▶ Work required
Exact repetition is required: output every record in full.

▶ Working data

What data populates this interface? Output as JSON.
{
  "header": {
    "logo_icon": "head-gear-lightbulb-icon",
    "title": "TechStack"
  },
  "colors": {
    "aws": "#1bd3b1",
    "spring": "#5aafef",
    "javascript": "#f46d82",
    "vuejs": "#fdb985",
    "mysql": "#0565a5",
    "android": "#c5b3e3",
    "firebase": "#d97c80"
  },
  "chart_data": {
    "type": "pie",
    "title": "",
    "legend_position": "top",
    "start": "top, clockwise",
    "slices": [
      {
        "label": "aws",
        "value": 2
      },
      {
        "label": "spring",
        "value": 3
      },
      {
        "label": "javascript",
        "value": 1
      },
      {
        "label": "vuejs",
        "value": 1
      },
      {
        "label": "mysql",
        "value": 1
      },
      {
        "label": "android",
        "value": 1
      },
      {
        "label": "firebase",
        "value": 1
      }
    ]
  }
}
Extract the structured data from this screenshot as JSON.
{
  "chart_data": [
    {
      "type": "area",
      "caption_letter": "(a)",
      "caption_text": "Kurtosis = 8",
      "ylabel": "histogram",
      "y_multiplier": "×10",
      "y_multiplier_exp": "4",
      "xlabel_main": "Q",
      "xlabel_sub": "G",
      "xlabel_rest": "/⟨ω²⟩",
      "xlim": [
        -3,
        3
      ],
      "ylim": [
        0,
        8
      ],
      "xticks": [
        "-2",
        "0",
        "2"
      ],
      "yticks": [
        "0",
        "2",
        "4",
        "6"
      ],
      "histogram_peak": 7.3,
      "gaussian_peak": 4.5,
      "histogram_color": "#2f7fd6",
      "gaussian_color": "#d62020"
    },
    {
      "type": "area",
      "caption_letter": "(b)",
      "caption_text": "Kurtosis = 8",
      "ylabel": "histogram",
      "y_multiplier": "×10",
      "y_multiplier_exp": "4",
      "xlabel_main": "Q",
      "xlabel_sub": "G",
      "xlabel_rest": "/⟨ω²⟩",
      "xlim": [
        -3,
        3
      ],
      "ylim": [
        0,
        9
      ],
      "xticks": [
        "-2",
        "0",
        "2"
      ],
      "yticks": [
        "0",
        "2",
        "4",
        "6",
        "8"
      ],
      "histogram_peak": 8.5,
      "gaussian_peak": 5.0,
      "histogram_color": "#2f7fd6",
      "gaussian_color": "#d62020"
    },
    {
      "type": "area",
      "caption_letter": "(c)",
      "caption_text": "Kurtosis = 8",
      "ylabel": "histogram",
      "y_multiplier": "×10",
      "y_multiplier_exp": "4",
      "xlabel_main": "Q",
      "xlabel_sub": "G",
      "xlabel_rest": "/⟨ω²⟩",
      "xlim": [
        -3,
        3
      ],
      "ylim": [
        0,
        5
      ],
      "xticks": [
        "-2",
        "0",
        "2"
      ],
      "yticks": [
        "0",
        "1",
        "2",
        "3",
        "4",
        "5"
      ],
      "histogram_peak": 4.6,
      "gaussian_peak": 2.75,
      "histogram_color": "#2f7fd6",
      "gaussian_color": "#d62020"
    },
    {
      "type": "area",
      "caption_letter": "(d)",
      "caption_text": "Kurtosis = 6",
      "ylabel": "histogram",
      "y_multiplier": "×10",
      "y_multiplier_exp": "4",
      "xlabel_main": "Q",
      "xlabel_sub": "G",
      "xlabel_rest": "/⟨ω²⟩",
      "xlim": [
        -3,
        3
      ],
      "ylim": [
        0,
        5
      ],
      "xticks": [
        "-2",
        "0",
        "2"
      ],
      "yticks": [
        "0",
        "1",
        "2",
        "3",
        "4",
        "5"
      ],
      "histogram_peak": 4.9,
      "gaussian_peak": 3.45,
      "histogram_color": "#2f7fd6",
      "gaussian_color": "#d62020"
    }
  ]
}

▶ Written reply
What data populates this interface? Output as JSON.
{
  "header": {
    "logo_icon": "head-gear-lightbulb-icon",
    "title": "TechStack"
  },
  "colors": {
    "aws": "#1bd3b1",
    "spring": "#5aafef",
    "javascript": "#f46d82",
    "vuejs": "#fdb985",
    "mysql": "#0565a5",
    "android": "#c5b3e3",
    "firebase": "#d97c80"
  },
  "chart_data": {
    "type": "pie",
    "title": "",
    "legend_position": "top",
    "start": "top, clockwise",
    "slices": [
      {
        "label": "aws",
        "value": 2
      },
      {
        "label": "spring",
        "value": 3
      },
      {
        "label": "javascript",
        "value": 1
      },
      {
        "label": "vuejs",
        "value": 1
      },
      {
        "label": "mysql",
        "value": 1
      },
      {
        "label": "android",
        "value": 1
      },
      {
        "label": "firebase",
        "value": 1
      }
    ]
  }
}
Extract the structured data from this screenshot as JSON.
{
  "chart_data": [
    {
      "type": "area",
      "caption_letter": "(a)",
      "caption_text": "Kurtosis = 8",
      "ylabel": "histogram",
      "y_multiplier": "×10",
      "y_multiplier_exp": "4",
      "xlabel_main": "Q",
      "xlabel_sub": "G",
      "xlabel_rest": "/⟨ω²⟩",
      "xlim": [
        -3,
        3
      ],
      "ylim": [
        0,
        8
      ],
      "xticks": [
        "-2",
        "0",
        "2"
      ],
      "yticks": [
        "0",
        "2",
        "4",
        "6"
      ],
      "histogram_peak": 7.3,
      "gaussian_peak": 4.5,
      "histogram_color": "#2f7fd6",
      "gaussian_color": "#d62020"
    },
    {
      "type": "area",
      "caption_letter": "(b)",
      "caption_text": "Kurtosis = 8",
      "ylabel": "histogram",
      "y_multiplier": "×10",
      "y_multiplier_exp": "4",
      "xlabel_main": "Q",
      "xlabel_sub": "G",
      "xlabel_rest": "/⟨ω²⟩",
      "xlim": [
        -3,
        3
      ],
      "ylim": [
        0,
        9
      ],
      "xticks": [
        "-2",
        "0",
        "2"
      ],
      "yticks": [
        "0",
        "2",
        "4",
        "6",
        "8"
      ],
      "histogram_peak": 8.5,
      "gaussian_peak": 5.0,
      "histogram_color": "#2f7fd6",
      "gaussian_color": "#d62020"
    },
    {
      "type": "area",
      "caption_letter": "(c)",
      "caption_text": "Kurtosis = 8",
      "ylabel": "histogram",
      "y_multiplier": "×10",
      "y_multiplier_exp": "4",
      "xlabel_main": "Q",
      "xlabel_sub": "G",
      "xlabel_rest": "/⟨ω²⟩",
      "xlim": [
        -3,
        3
      ],
      "ylim": [
        0,
        5
      ],
      "xticks": [
        "-2",
        "0",
        "2"
      ],
      "yticks": [
        "0",
        "1",
        "2",
        "3",
        "4",
        "5"
      ],
      "histogram_peak": 4.6,
      "gaussian_peak": 2.75,
      "histogram_color": "#2f7fd6",
      "gaussian_color": "#d62020"
    },
    {
      "type": "area",
      "caption_letter": "(d)",
      "caption_text": "Kurtosis = 6",
      "ylabel": "histogram",
      "y_multiplier": "×10",
      "y_multiplier_exp": "4",
      "xlabel_main": "Q",
      "xlabel_sub": "G",
      "xlabel_rest": "/⟨ω²⟩",
      "xlim": [
        -3,
        3
      ],
      "ylim": [
        0,
        5
      ],
      "xticks": [
        "-2",
        "0",
        "2"
      ],
      "yticks": [
        "0",
        "1",
        "2",
        "3",
        "4",
        "5"
      ],
      "histogram_peak": 4.9,
      "gaussian_peak": 3.45,
      "histogram_color": "#2f7fd6",
      "gaussian_color": "#d62020"
    }
  ]
}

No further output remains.